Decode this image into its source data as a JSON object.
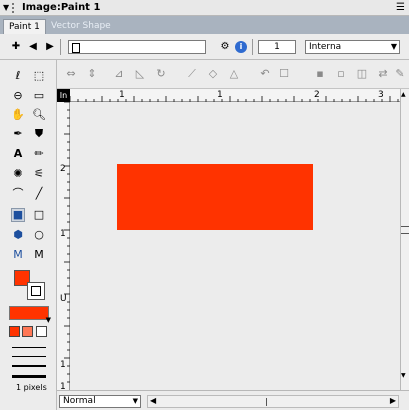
{
  "window": {
    "title": "Image:Paint 1",
    "menu_icon": "panel-menu-icon"
  },
  "tabs": [
    {
      "label": "Paint 1",
      "active": true
    },
    {
      "label": "Vector Shape",
      "active": false
    }
  ],
  "toolbar": {
    "frame_number": "1",
    "ink_select": "Interna",
    "icons": [
      "plus-icon",
      "prev-icon",
      "play-icon",
      "next-icon",
      "onion-icon",
      "info-icon"
    ]
  },
  "rulers": {
    "horizontal": [
      "1",
      "1",
      "2",
      "3"
    ],
    "vertical": [
      "2",
      "1",
      "U",
      "1",
      "1"
    ],
    "origin_label": "In"
  },
  "tools_panel": {
    "stroke_width_label": "1 pixels"
  },
  "canvas": {
    "shape_color": "#ff3300"
  },
  "statusbar": {
    "blend_mode": "Normal"
  },
  "colors": {
    "accent": "#ff3300",
    "tab_bar": "#a9b3bf"
  }
}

• • • • •

◆ EXERCISE REQUIREMENTS
Nothing but the pictures may be dropped; output the records above exactly.

◆ THE RESULT
Decode this image into its source data as a JSON object.
{
  "window": {
    "title": "Image:Paint 1",
    "menu_icon": "panel-menu-icon"
  },
  "tabs": [
    {
      "label": "Paint 1",
      "active": true
    },
    {
      "label": "Vector Shape",
      "active": false
    }
  ],
  "toolbar": {
    "frame_number": "1",
    "ink_select": "Interna",
    "icons": [
      "plus-icon",
      "prev-icon",
      "play-icon",
      "next-icon",
      "onion-icon",
      "info-icon"
    ]
  },
  "rulers": {
    "horizontal": [
      "1",
      "1",
      "2",
      "3"
    ],
    "vertical": [
      "2",
      "1",
      "U",
      "1",
      "1"
    ],
    "origin_label": "In"
  },
  "tools_panel": {
    "stroke_width_label": "1 pixels"
  },
  "canvas": {
    "shape_color": "#ff3300"
  },
  "statusbar": {
    "blend_mode": "Normal"
  },
  "colors": {
    "accent": "#ff3300",
    "tab_bar": "#a9b3bf"
  }
}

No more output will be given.